***** MATERIAL SUPPLIED *****

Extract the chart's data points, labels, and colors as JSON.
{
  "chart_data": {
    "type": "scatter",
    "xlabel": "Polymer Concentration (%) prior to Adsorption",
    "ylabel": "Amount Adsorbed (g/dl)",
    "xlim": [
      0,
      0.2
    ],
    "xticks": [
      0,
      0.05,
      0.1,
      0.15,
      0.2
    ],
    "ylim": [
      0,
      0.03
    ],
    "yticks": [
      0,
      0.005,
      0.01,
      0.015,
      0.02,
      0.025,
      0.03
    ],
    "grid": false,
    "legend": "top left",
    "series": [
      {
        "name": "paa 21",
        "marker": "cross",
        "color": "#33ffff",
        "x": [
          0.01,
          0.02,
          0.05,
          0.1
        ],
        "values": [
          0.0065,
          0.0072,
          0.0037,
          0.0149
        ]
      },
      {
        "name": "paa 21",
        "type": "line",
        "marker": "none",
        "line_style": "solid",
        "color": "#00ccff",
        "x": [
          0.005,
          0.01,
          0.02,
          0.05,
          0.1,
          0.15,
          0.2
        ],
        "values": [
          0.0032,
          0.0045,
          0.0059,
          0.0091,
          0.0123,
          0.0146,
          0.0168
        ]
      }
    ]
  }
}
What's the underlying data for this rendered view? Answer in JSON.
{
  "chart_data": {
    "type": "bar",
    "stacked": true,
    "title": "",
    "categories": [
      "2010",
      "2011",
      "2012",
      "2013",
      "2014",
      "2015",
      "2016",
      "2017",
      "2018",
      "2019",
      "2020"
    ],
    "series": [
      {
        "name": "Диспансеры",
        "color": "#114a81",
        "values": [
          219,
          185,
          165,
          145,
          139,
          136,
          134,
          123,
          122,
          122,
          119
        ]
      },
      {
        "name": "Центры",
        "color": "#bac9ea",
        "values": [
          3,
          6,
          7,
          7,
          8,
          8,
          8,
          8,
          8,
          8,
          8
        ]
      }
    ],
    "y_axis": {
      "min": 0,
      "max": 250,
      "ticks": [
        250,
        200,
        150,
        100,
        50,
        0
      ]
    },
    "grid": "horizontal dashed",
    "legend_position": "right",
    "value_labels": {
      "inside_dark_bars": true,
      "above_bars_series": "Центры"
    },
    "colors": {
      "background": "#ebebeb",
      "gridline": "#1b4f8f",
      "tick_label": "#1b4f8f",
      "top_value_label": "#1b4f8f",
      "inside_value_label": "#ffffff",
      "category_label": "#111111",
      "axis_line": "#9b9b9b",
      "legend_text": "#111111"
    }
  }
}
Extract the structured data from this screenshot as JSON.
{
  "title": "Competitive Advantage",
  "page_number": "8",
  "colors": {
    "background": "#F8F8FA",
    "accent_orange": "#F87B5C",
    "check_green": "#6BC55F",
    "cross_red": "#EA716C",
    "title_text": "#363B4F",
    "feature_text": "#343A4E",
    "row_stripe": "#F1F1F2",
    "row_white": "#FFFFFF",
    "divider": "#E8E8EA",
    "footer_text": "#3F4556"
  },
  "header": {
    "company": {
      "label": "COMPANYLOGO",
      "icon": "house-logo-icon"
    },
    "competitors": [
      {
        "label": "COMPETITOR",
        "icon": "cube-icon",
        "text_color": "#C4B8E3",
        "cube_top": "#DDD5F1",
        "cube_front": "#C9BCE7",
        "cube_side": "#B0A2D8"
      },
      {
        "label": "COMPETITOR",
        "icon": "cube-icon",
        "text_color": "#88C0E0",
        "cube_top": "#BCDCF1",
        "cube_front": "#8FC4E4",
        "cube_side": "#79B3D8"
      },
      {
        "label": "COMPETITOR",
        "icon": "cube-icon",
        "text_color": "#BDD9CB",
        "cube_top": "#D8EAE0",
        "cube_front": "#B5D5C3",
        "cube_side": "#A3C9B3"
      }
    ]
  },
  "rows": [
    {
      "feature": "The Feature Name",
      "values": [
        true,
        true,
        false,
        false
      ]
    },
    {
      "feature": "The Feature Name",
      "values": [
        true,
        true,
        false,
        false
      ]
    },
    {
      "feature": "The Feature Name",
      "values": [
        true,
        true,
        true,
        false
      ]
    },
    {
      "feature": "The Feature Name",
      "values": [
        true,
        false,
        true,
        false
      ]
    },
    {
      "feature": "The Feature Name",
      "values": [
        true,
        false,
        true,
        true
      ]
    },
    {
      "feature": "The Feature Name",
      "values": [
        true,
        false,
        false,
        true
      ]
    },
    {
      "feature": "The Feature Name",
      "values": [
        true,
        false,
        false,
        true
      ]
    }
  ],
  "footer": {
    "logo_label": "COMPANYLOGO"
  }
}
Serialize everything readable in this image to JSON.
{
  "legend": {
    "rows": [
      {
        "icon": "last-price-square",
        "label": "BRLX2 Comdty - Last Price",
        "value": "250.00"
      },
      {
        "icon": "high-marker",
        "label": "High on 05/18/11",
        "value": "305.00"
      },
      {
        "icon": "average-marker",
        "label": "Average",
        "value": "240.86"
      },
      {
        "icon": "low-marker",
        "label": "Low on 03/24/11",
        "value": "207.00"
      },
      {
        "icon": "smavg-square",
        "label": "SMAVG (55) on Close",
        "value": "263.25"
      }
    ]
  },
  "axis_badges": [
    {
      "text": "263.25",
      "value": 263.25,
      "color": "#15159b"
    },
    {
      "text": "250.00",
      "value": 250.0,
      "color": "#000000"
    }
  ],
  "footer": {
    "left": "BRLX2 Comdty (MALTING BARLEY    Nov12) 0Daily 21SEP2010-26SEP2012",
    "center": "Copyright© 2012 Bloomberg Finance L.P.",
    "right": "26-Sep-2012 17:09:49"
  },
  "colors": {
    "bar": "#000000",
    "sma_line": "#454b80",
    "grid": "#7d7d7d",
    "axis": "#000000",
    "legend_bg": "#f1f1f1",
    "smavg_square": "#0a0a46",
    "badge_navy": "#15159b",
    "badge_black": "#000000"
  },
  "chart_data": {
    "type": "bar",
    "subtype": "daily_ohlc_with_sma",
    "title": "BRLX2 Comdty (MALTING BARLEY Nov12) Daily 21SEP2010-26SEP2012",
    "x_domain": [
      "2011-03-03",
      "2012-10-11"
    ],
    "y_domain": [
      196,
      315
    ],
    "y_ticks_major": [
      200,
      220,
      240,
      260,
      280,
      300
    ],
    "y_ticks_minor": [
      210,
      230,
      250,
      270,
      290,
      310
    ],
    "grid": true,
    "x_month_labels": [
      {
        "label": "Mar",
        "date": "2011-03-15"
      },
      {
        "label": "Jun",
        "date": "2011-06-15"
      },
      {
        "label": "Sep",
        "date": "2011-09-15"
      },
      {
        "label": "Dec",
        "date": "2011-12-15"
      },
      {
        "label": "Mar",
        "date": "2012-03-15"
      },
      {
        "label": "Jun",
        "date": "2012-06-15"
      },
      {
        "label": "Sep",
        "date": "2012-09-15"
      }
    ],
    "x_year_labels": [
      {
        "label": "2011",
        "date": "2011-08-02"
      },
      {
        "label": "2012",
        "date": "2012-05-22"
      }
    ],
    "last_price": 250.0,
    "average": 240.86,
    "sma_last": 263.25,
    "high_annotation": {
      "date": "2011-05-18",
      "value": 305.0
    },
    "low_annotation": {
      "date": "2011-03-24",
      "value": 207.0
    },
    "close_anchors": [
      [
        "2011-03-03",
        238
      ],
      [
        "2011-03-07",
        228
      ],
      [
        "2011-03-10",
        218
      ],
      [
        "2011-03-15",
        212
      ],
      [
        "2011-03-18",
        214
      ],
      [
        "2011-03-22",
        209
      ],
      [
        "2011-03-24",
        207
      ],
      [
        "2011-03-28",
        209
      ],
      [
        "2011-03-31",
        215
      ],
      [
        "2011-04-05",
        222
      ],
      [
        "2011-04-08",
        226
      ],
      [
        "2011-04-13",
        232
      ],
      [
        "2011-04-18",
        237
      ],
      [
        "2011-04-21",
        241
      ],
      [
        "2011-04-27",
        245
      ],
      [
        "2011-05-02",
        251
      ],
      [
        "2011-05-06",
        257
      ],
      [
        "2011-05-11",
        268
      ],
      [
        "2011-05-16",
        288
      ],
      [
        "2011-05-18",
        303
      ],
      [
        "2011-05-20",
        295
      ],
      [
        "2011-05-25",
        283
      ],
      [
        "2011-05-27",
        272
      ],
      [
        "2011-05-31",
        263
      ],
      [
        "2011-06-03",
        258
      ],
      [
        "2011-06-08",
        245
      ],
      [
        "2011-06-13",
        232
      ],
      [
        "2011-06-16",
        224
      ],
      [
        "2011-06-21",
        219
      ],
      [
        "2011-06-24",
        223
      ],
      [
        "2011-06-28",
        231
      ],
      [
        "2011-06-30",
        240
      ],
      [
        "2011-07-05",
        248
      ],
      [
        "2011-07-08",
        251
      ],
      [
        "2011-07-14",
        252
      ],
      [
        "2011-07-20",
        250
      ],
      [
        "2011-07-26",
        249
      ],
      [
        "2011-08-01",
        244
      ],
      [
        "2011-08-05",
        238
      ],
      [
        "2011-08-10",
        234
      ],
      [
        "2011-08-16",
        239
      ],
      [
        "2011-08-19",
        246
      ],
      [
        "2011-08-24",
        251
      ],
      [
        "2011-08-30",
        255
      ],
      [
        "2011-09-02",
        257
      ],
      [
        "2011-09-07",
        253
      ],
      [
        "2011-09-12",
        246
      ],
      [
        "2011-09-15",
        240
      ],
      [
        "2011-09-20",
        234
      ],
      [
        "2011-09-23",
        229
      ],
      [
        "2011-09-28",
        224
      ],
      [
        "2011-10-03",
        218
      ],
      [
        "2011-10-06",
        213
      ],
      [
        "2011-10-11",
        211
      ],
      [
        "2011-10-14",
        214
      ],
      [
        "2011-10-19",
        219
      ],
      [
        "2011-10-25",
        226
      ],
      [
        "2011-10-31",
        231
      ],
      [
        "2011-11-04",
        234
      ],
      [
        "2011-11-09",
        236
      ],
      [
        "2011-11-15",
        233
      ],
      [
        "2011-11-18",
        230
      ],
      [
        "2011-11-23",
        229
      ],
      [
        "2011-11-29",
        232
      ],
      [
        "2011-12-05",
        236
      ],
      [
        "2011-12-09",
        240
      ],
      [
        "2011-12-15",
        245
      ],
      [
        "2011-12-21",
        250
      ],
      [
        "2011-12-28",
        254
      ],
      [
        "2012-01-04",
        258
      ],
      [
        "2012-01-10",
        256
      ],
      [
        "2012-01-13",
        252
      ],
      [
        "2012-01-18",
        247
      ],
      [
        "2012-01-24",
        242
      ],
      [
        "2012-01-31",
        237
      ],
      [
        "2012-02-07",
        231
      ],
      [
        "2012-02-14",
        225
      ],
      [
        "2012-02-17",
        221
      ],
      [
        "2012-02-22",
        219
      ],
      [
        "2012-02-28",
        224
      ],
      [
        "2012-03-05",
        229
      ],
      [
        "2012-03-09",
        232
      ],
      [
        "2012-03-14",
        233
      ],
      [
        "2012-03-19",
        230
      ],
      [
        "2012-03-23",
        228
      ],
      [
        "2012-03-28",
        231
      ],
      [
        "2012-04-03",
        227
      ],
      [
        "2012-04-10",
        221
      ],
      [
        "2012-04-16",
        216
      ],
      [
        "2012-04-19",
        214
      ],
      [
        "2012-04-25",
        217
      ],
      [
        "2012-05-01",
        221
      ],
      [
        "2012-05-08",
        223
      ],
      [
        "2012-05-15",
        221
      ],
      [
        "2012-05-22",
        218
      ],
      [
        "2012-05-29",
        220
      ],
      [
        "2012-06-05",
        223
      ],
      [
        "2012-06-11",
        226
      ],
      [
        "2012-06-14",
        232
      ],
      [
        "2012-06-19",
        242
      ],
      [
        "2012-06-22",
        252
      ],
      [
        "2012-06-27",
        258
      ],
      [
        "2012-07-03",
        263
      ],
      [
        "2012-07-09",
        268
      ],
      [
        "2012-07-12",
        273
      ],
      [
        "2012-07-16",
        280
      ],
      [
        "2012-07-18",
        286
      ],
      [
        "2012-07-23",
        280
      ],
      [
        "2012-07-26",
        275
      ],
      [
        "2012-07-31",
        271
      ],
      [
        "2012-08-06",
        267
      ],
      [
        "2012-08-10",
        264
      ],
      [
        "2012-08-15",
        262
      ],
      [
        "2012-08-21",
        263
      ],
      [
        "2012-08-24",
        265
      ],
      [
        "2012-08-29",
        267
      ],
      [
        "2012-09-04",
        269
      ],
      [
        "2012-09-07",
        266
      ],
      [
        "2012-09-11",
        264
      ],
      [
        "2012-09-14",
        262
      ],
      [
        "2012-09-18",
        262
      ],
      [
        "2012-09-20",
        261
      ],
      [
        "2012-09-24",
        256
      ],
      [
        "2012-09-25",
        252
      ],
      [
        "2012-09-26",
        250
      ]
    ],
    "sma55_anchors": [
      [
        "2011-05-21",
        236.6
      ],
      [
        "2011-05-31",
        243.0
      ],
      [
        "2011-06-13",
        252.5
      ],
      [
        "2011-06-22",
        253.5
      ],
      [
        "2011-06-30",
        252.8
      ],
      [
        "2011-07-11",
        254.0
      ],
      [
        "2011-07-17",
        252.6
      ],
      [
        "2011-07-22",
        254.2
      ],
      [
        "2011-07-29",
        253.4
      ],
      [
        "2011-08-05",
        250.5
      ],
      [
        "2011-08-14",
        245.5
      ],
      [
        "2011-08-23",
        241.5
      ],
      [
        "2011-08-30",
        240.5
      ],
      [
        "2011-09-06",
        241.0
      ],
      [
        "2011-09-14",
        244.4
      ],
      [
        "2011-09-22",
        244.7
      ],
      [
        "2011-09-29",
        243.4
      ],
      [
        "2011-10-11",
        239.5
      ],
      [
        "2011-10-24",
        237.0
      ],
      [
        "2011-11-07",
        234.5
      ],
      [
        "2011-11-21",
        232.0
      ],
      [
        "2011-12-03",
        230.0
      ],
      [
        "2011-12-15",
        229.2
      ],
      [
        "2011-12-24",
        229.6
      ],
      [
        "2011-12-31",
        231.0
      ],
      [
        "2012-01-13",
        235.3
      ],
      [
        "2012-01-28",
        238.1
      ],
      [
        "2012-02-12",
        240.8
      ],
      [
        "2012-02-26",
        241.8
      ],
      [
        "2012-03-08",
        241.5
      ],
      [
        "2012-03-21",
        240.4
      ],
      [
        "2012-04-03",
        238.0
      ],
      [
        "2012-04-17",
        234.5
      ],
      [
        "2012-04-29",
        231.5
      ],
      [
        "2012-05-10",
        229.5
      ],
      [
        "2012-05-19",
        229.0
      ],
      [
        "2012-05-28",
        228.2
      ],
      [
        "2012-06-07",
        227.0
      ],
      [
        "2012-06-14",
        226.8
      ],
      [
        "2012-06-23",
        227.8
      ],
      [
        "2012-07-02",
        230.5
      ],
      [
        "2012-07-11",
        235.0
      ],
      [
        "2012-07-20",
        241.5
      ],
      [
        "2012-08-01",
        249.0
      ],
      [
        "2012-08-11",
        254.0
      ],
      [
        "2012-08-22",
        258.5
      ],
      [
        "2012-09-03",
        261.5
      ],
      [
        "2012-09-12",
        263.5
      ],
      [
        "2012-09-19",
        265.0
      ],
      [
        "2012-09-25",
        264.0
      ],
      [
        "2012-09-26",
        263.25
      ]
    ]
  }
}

*****

WHAT YOU WILL DO = List every line above containing the word "marker".

THE ANSWER =
        "marker": "cross",
        "marker": "none",
        "icon": "high-marker",
        "icon": "average-marker",
        "icon": "low-marker",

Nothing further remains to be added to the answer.